▸ **Exercise description**
State the number of lines where "Shoulder" appears. Add nothing else.

▸ **Records for this task**
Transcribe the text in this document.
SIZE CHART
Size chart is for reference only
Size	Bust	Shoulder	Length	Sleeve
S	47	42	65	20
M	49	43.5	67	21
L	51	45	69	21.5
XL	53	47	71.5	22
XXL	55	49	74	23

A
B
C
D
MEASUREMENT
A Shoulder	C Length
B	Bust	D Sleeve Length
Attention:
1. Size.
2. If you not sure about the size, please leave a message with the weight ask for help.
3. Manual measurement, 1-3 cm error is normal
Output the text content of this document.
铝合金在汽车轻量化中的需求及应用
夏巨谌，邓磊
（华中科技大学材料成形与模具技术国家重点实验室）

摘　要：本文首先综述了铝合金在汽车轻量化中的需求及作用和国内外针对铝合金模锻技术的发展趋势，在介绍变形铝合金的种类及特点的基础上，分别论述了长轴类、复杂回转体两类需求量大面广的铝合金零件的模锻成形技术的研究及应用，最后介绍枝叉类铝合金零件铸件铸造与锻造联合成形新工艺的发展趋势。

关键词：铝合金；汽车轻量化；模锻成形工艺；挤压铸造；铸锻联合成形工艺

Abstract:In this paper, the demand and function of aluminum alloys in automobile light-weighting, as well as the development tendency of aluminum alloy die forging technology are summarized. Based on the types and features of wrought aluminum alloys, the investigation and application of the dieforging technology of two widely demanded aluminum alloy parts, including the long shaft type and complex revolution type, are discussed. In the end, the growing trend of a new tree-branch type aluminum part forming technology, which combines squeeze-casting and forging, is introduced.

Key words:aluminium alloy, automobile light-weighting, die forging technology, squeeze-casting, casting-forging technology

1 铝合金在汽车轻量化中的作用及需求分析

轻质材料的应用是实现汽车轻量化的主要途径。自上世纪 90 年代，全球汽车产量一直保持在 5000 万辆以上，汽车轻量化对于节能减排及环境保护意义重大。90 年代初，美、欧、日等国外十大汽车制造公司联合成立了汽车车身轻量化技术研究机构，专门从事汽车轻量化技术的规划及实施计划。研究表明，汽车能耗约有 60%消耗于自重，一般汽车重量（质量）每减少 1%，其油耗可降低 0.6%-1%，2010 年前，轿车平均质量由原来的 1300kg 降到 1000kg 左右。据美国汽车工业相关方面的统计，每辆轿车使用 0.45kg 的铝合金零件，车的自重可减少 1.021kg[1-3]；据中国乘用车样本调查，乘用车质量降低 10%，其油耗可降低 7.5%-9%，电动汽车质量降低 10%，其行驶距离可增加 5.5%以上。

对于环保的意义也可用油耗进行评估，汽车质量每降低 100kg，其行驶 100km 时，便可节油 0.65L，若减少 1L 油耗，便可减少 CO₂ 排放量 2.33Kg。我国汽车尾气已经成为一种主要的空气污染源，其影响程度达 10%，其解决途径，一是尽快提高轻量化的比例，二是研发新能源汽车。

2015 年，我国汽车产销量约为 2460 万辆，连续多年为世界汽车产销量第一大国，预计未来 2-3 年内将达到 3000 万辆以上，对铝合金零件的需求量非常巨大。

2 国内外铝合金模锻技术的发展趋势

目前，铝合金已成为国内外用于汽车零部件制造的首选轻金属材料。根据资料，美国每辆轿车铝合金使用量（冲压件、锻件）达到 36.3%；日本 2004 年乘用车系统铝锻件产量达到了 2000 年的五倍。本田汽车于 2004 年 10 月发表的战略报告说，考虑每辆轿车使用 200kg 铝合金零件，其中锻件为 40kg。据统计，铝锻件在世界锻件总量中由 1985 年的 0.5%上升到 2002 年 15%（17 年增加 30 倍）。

▸ **Complete answer**
2